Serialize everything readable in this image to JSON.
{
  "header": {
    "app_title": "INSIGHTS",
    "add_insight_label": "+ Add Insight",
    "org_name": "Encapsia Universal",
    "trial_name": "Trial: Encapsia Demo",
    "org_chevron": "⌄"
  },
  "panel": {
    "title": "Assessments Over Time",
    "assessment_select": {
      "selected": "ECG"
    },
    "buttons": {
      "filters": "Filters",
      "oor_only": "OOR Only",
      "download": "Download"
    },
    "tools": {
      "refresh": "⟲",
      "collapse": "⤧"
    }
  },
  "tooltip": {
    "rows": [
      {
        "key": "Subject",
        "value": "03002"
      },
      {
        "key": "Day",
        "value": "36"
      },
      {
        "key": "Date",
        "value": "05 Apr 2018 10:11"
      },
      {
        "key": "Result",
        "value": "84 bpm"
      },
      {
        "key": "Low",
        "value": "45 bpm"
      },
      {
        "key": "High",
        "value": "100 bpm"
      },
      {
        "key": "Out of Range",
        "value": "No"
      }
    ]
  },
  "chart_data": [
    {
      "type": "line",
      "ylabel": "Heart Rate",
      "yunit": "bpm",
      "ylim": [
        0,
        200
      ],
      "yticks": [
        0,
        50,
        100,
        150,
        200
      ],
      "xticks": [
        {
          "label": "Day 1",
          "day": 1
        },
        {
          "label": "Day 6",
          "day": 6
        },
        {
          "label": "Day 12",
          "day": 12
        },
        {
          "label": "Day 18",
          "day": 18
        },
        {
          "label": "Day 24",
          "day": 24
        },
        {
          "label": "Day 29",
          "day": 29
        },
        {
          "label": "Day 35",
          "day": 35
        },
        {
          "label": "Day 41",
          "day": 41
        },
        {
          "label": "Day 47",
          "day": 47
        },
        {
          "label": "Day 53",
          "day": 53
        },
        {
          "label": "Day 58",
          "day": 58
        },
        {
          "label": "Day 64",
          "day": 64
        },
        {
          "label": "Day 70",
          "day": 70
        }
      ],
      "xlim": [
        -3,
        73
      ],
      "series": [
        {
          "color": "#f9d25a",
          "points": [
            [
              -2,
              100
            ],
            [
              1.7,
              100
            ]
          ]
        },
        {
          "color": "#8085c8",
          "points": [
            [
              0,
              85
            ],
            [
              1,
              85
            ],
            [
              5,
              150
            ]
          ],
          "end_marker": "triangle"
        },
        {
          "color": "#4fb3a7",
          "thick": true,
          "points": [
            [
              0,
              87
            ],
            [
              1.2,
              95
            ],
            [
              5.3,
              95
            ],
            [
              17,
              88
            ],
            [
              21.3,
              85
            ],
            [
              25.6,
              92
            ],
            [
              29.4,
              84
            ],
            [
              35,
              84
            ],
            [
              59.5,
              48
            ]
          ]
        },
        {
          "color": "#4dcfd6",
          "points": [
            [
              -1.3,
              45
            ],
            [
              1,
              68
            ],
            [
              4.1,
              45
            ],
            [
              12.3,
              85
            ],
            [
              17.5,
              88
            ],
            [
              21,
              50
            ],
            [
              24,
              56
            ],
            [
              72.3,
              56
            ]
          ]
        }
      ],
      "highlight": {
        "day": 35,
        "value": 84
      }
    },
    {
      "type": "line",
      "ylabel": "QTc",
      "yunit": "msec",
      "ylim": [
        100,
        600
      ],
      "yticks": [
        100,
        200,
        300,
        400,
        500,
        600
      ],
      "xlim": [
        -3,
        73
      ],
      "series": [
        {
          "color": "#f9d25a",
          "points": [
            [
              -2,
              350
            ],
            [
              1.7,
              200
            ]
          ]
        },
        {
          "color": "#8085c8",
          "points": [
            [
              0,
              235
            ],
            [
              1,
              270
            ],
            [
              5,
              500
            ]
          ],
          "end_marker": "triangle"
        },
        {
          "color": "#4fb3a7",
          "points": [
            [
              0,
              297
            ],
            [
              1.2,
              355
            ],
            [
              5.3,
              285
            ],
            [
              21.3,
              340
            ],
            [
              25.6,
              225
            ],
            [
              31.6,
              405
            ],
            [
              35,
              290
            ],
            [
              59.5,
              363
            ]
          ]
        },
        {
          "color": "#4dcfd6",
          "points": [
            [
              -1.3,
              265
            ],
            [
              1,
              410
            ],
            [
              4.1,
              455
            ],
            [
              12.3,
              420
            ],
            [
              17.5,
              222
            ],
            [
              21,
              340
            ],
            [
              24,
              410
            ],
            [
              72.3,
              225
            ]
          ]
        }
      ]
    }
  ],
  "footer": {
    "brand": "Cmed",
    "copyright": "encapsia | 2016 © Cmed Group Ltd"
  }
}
* * *
Copy out every line in the entries above that holds "value".

        "value": "03002"
        "value": "36"
        "value": "05 Apr 2018 10:11"
        "value": "84 bpm"
        "value": "45 bpm"
        "value": "100 bpm"
        "value": "No"
        "value": 84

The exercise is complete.